** Start Extracted data **

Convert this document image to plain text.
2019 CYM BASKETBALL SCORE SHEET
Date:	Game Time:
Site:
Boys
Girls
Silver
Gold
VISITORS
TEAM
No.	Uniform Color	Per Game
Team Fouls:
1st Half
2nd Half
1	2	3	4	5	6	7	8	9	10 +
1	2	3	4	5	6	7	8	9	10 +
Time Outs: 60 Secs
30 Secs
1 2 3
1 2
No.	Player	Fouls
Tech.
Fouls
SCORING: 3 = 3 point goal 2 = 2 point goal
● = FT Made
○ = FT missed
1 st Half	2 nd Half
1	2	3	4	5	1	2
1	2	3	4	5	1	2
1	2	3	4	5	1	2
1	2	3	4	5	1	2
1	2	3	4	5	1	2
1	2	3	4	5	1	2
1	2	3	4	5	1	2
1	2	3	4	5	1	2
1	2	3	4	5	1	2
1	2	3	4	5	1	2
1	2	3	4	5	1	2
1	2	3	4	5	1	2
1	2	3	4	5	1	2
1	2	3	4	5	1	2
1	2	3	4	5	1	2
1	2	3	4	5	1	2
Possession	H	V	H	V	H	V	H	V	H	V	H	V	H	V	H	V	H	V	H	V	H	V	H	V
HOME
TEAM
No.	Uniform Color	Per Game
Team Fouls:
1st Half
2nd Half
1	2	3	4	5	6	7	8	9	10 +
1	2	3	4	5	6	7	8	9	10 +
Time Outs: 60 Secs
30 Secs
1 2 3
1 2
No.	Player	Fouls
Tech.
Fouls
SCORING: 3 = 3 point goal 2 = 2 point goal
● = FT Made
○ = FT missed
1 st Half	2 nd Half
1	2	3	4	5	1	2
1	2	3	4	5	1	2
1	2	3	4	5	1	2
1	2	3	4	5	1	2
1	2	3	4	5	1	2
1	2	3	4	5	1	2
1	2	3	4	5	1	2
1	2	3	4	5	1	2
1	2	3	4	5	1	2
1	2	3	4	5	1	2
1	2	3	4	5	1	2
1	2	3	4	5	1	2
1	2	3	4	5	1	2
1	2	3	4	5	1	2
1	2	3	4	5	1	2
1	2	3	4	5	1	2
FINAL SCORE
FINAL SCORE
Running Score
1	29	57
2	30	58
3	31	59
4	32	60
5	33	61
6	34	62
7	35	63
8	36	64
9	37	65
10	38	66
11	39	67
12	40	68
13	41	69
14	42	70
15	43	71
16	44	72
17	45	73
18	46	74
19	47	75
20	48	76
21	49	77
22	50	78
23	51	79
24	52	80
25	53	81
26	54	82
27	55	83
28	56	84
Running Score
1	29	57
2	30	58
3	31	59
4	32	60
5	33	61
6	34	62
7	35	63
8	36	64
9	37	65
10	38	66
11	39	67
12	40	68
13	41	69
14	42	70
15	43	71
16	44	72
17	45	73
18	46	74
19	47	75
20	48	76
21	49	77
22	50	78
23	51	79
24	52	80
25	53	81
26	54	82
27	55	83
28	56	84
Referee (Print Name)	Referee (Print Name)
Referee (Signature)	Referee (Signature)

** End Extracted data **

Give all the entries again exactly; leave none out.

Convert this document image to plain text.
2019 CYM BASKETBALL SCORE SHEET
Date:	Game Time:
Site:
Boys
Girls
Silver
Gold
VISITORS
TEAM
No.	Uniform Color	Per Game
Team Fouls:
1st Half
2nd Half
1	2	3	4	5	6	7	8	9	10 +
1	2	3	4	5	6	7	8	9	10 +
Time Outs: 60 Secs
30 Secs
1 2 3
1 2
No.	Player	Fouls
Tech.
Fouls
SCORING: 3 = 3 point goal 2 = 2 point goal
● = FT Made
○ = FT missed
1 st Half	2 nd Half
1	2	3	4	5	1	2
1	2	3	4	5	1	2
1	2	3	4	5	1	2
1	2	3	4	5	1	2
1	2	3	4	5	1	2
1	2	3	4	5	1	2
1	2	3	4	5	1	2
1	2	3	4	5	1	2
1	2	3	4	5	1	2
1	2	3	4	5	1	2
1	2	3	4	5	1	2
1	2	3	4	5	1	2
1	2	3	4	5	1	2
1	2	3	4	5	1	2
1	2	3	4	5	1	2
1	2	3	4	5	1	2
Possession	H	V	H	V	H	V	H	V	H	V	H	V	H	V	H	V	H	V	H	V	H	V	H	V
HOME
TEAM
No.	Uniform Color	Per Game
Team Fouls:
1st Half
2nd Half
1	2	3	4	5	6	7	8	9	10 +
1	2	3	4	5	6	7	8	9	10 +
Time Outs: 60 Secs
30 Secs
1 2 3
1 2
No.	Player	Fouls
Tech.
Fouls
SCORING: 3 = 3 point goal 2 = 2 point goal
● = FT Made
○ = FT missed
1 st Half	2 nd Half
1	2	3	4	5	1	2
1	2	3	4	5	1	2
1	2	3	4	5	1	2
1	2	3	4	5	1	2
1	2	3	4	5	1	2
1	2	3	4	5	1	2
1	2	3	4	5	1	2
1	2	3	4	5	1	2
1	2	3	4	5	1	2
1	2	3	4	5	1	2
1	2	3	4	5	1	2
1	2	3	4	5	1	2
1	2	3	4	5	1	2
1	2	3	4	5	1	2
1	2	3	4	5	1	2
1	2	3	4	5	1	2
FINAL SCORE
FINAL SCORE
Running Score
1	29	57
2	30	58
3	31	59
4	32	60
5	33	61
6	34	62
7	35	63
8	36	64
9	37	65
10	38	66
11	39	67
12	40	68
13	41	69
14	42	70
15	43	71
16	44	72
17	45	73
18	46	74
19	47	75
20	48	76
21	49	77
22	50	78
23	51	79
24	52	80
25	53	81
26	54	82
27	55	83
28	56	84
Running Score
1	29	57
2	30	58
3	31	59
4	32	60
5	33	61
6	34	62
7	35	63
8	36	64
9	37	65
10	38	66
11	39	67
12	40	68
13	41	69
14	42	70
15	43	71
16	44	72
17	45	73
18	46	74
19	47	75
20	48	76
21	49	77
22	50	78
23	51	79
24	52	80
25	53	81
26	54	82
27	55	83
28	56	84
Referee (Print Name)	Referee (Print Name)
Referee (Signature)	Referee (Signature)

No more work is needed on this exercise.